• **Required task**
Determine how many lines below hold the string "name". Reply with the number alone.

Figure content listings:

——

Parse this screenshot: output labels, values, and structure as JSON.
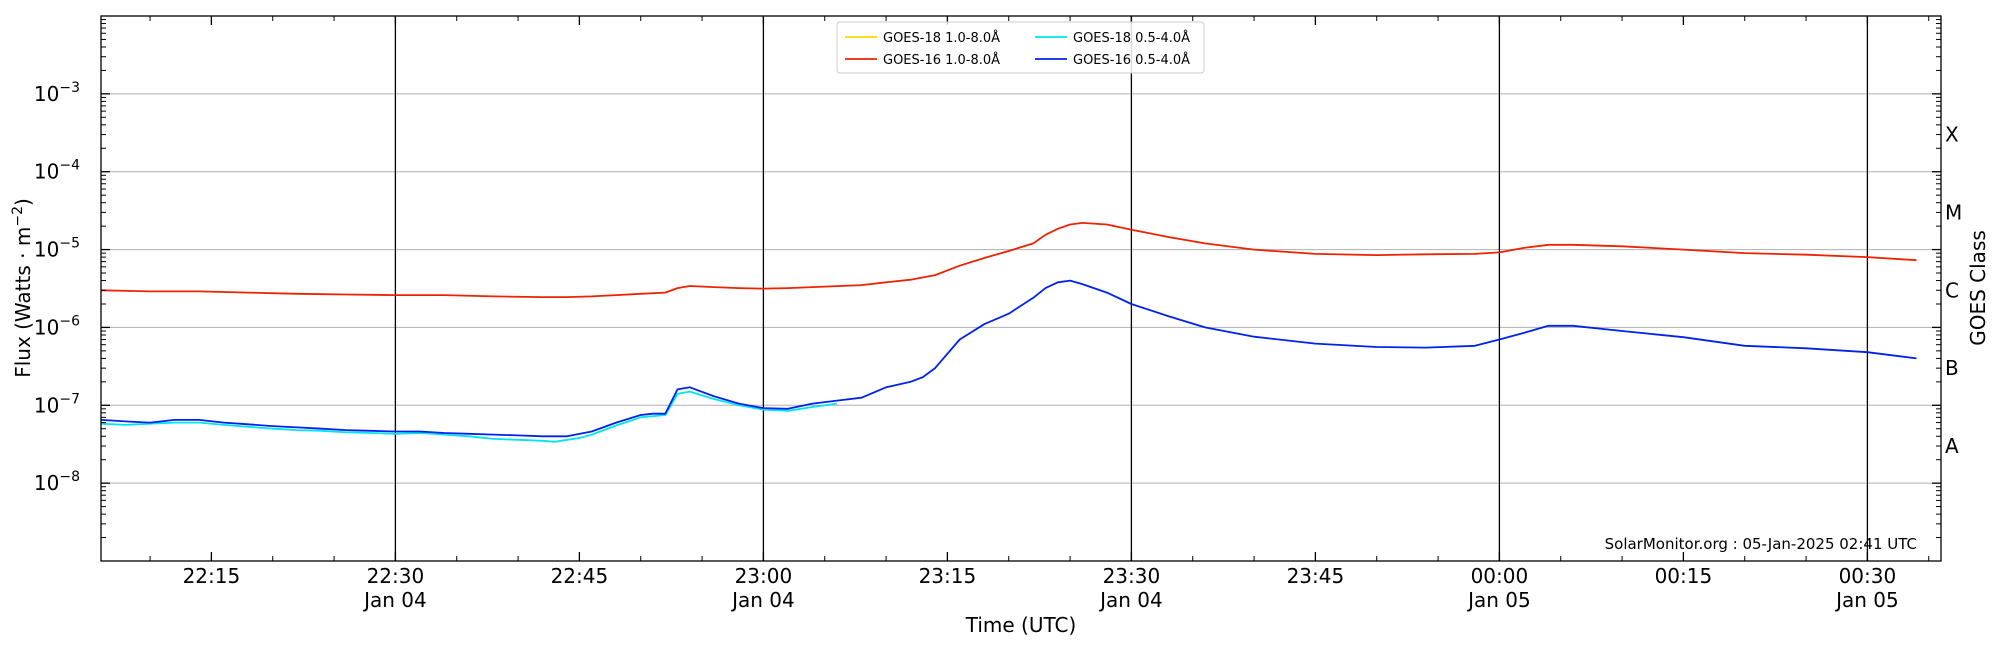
{
  "chart_data": {
    "type": "line",
    "xlabel": "Time (UTC)",
    "ylabel_main": "Flux (Watts · m",
    "ylabel_sup": "−2",
    "ylabel_close": ")",
    "y2label": "GOES Class",
    "yscale": "log",
    "ylim": [
      1e-09,
      0.01
    ],
    "xlim": [
      "2025-01-04 22:06",
      "2025-01-05 00:36"
    ],
    "grid": "horizontal",
    "legend_position": "top-center",
    "credit": "SolarMonitor.org : 05-Jan-2025 02:41 UTC",
    "y_ticks": [
      {
        "value": 1e-08,
        "base": "10",
        "exp": "−8"
      },
      {
        "value": 1e-07,
        "base": "10",
        "exp": "−7"
      },
      {
        "value": 1e-06,
        "base": "10",
        "exp": "−6"
      },
      {
        "value": 1e-05,
        "base": "10",
        "exp": "−5"
      },
      {
        "value": 0.0001,
        "base": "10",
        "exp": "−4"
      },
      {
        "value": 0.001,
        "base": "10",
        "exp": "−3"
      }
    ],
    "x_ticks": [
      {
        "time": "2025-01-04 22:15",
        "label": "22:15",
        "sublabel": ""
      },
      {
        "time": "2025-01-04 22:30",
        "label": "22:30",
        "sublabel": "Jan 04"
      },
      {
        "time": "2025-01-04 22:45",
        "label": "22:45",
        "sublabel": ""
      },
      {
        "time": "2025-01-04 23:00",
        "label": "23:00",
        "sublabel": "Jan 04"
      },
      {
        "time": "2025-01-04 23:15",
        "label": "23:15",
        "sublabel": ""
      },
      {
        "time": "2025-01-04 23:30",
        "label": "23:30",
        "sublabel": "Jan 04"
      },
      {
        "time": "2025-01-04 23:45",
        "label": "23:45",
        "sublabel": ""
      },
      {
        "time": "2025-01-05 00:00",
        "label": "00:00",
        "sublabel": "Jan 05"
      },
      {
        "time": "2025-01-05 00:15",
        "label": "00:15",
        "sublabel": ""
      },
      {
        "time": "2025-01-05 00:30",
        "label": "00:30",
        "sublabel": "Jan 05"
      }
    ],
    "vertical_lines": [
      "2025-01-04 22:30",
      "2025-01-04 23:00",
      "2025-01-04 23:30",
      "2025-01-05 00:00",
      "2025-01-05 00:30"
    ],
    "goes_classes": [
      {
        "label": "A",
        "flux": 3e-08
      },
      {
        "label": "B",
        "flux": 3e-07
      },
      {
        "label": "C",
        "flux": 3e-06
      },
      {
        "label": "M",
        "flux": 3e-05
      },
      {
        "label": "X",
        "flux": 0.0003
      }
    ],
    "series": [
      {
        "name": "GOES-18 1.0-8.0Å",
        "color": "#ffd700",
        "x": [],
        "y": []
      },
      {
        "name": "GOES-16 1.0-8.0Å",
        "color": "#ee2200",
        "x": [
          "2025-01-04 22:06",
          "2025-01-04 22:10",
          "2025-01-04 22:14",
          "2025-01-04 22:18",
          "2025-01-04 22:22",
          "2025-01-04 22:26",
          "2025-01-04 22:30",
          "2025-01-04 22:34",
          "2025-01-04 22:38",
          "2025-01-04 22:42",
          "2025-01-04 22:44",
          "2025-01-04 22:46",
          "2025-01-04 22:48",
          "2025-01-04 22:50",
          "2025-01-04 22:52",
          "2025-01-04 22:53",
          "2025-01-04 22:54",
          "2025-01-04 22:56",
          "2025-01-04 22:58",
          "2025-01-04 23:00",
          "2025-01-04 23:02",
          "2025-01-04 23:04",
          "2025-01-04 23:08",
          "2025-01-04 23:10",
          "2025-01-04 23:12",
          "2025-01-04 23:14",
          "2025-01-04 23:16",
          "2025-01-04 23:18",
          "2025-01-04 23:20",
          "2025-01-04 23:22",
          "2025-01-04 23:23",
          "2025-01-04 23:24",
          "2025-01-04 23:25",
          "2025-01-04 23:26",
          "2025-01-04 23:28",
          "2025-01-04 23:30",
          "2025-01-04 23:33",
          "2025-01-04 23:36",
          "2025-01-04 23:40",
          "2025-01-04 23:45",
          "2025-01-04 23:50",
          "2025-01-04 23:54",
          "2025-01-04 23:58",
          "2025-01-05 00:00",
          "2025-01-05 00:02",
          "2025-01-05 00:04",
          "2025-01-05 00:06",
          "2025-01-05 00:10",
          "2025-01-05 00:15",
          "2025-01-05 00:20",
          "2025-01-05 00:25",
          "2025-01-05 00:30",
          "2025-01-05 00:34"
        ],
        "y": [
          3e-06,
          2.9e-06,
          2.9e-06,
          2.8e-06,
          2.7e-06,
          2.65e-06,
          2.6e-06,
          2.6e-06,
          2.5e-06,
          2.45e-06,
          2.45e-06,
          2.5e-06,
          2.6e-06,
          2.7e-06,
          2.8e-06,
          3.2e-06,
          3.4e-06,
          3.3e-06,
          3.2e-06,
          3.15e-06,
          3.2e-06,
          3.3e-06,
          3.5e-06,
          3.8e-06,
          4.1e-06,
          4.7e-06,
          6.2e-06,
          7.8e-06,
          9.6e-06,
          1.2e-05,
          1.55e-05,
          1.85e-05,
          2.1e-05,
          2.2e-05,
          2.1e-05,
          1.8e-05,
          1.45e-05,
          1.2e-05,
          1e-05,
          8.8e-06,
          8.5e-06,
          8.7e-06,
          8.8e-06,
          9.2e-06,
          1.05e-05,
          1.15e-05,
          1.15e-05,
          1.1e-05,
          1e-05,
          9e-06,
          8.6e-06,
          8e-06,
          7.3e-06
        ]
      },
      {
        "name": "GOES-18 0.5-4.0Å",
        "color": "#00e5ee",
        "x": [
          "2025-01-04 22:06",
          "2025-01-04 22:08",
          "2025-01-04 22:10",
          "2025-01-04 22:12",
          "2025-01-04 22:14",
          "2025-01-04 22:16",
          "2025-01-04 22:18",
          "2025-01-04 22:20",
          "2025-01-04 22:22",
          "2025-01-04 22:24",
          "2025-01-04 22:26",
          "2025-01-04 22:28",
          "2025-01-04 22:30",
          "2025-01-04 22:32",
          "2025-01-04 22:34",
          "2025-01-04 22:36",
          "2025-01-04 22:38",
          "2025-01-04 22:40",
          "2025-01-04 22:42",
          "2025-01-04 22:43",
          "2025-01-04 22:44",
          "2025-01-04 22:45",
          "2025-01-04 22:46",
          "2025-01-04 22:48",
          "2025-01-04 22:50",
          "2025-01-04 22:52",
          "2025-01-04 22:53",
          "2025-01-04 22:54",
          "2025-01-04 22:56",
          "2025-01-04 22:58",
          "2025-01-04 23:00",
          "2025-01-04 23:02",
          "2025-01-04 23:04",
          "2025-01-04 23:06"
        ],
        "y": [
          5.8e-08,
          5.6e-08,
          5.8e-08,
          6e-08,
          6e-08,
          5.6e-08,
          5.3e-08,
          5e-08,
          4.8e-08,
          4.7e-08,
          4.5e-08,
          4.4e-08,
          4.3e-08,
          4.4e-08,
          4.2e-08,
          4e-08,
          3.7e-08,
          3.6e-08,
          3.5e-08,
          3.4e-08,
          3.6e-08,
          3.8e-08,
          4.2e-08,
          5.5e-08,
          7e-08,
          7.5e-08,
          1.4e-07,
          1.5e-07,
          1.2e-07,
          1e-07,
          8.8e-08,
          8.5e-08,
          9.5e-08,
          1.05e-07
        ]
      },
      {
        "name": "GOES-16 0.5-4.0Å",
        "color": "#0022ee",
        "x": [
          "2025-01-04 22:06",
          "2025-01-04 22:08",
          "2025-01-04 22:10",
          "2025-01-04 22:12",
          "2025-01-04 22:14",
          "2025-01-04 22:16",
          "2025-01-04 22:18",
          "2025-01-04 22:20",
          "2025-01-04 22:22",
          "2025-01-04 22:24",
          "2025-01-04 22:26",
          "2025-01-04 22:28",
          "2025-01-04 22:30",
          "2025-01-04 22:32",
          "2025-01-04 22:34",
          "2025-01-04 22:36",
          "2025-01-04 22:38",
          "2025-01-04 22:40",
          "2025-01-04 22:42",
          "2025-01-04 22:44",
          "2025-01-04 22:46",
          "2025-01-04 22:48",
          "2025-01-04 22:50",
          "2025-01-04 22:51",
          "2025-01-04 22:52",
          "2025-01-04 22:53",
          "2025-01-04 22:54",
          "2025-01-04 22:56",
          "2025-01-04 22:58",
          "2025-01-04 23:00",
          "2025-01-04 23:02",
          "2025-01-04 23:04",
          "2025-01-04 23:06",
          "2025-01-04 23:08",
          "2025-01-04 23:10",
          "2025-01-04 23:12",
          "2025-01-04 23:13",
          "2025-01-04 23:14",
          "2025-01-04 23:16",
          "2025-01-04 23:18",
          "2025-01-04 23:20",
          "2025-01-04 23:22",
          "2025-01-04 23:23",
          "2025-01-04 23:24",
          "2025-01-04 23:25",
          "2025-01-04 23:26",
          "2025-01-04 23:28",
          "2025-01-04 23:30",
          "2025-01-04 23:33",
          "2025-01-04 23:36",
          "2025-01-04 23:40",
          "2025-01-04 23:45",
          "2025-01-04 23:50",
          "2025-01-04 23:54",
          "2025-01-04 23:58",
          "2025-01-05 00:00",
          "2025-01-05 00:02",
          "2025-01-05 00:04",
          "2025-01-05 00:06",
          "2025-01-05 00:10",
          "2025-01-05 00:15",
          "2025-01-05 00:20",
          "2025-01-05 00:25",
          "2025-01-05 00:30",
          "2025-01-05 00:34"
        ],
        "y": [
          6.5e-08,
          6.2e-08,
          6e-08,
          6.5e-08,
          6.5e-08,
          6e-08,
          5.7e-08,
          5.4e-08,
          5.2e-08,
          5e-08,
          4.8e-08,
          4.7e-08,
          4.6e-08,
          4.6e-08,
          4.4e-08,
          4.3e-08,
          4.2e-08,
          4.1e-08,
          4e-08,
          4e-08,
          4.6e-08,
          6e-08,
          7.5e-08,
          7.8e-08,
          7.8e-08,
          1.6e-07,
          1.7e-07,
          1.3e-07,
          1.05e-07,
          9.2e-08,
          9e-08,
          1.05e-07,
          1.15e-07,
          1.25e-07,
          1.7e-07,
          2e-07,
          2.3e-07,
          3e-07,
          7e-07,
          1.1e-06,
          1.5e-06,
          2.4e-06,
          3.2e-06,
          3.8e-06,
          4e-06,
          3.6e-06,
          2.8e-06,
          2e-06,
          1.4e-06,
          1e-06,
          7.6e-07,
          6.2e-07,
          5.6e-07,
          5.5e-07,
          5.8e-07,
          7e-07,
          8.5e-07,
          1.05e-06,
          1.05e-06,
          9e-07,
          7.5e-07,
          5.8e-07,
          5.4e-07,
          4.8e-07,
          4e-07
        ]
      }
    ]
  }
}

——

• **Problem solution**
4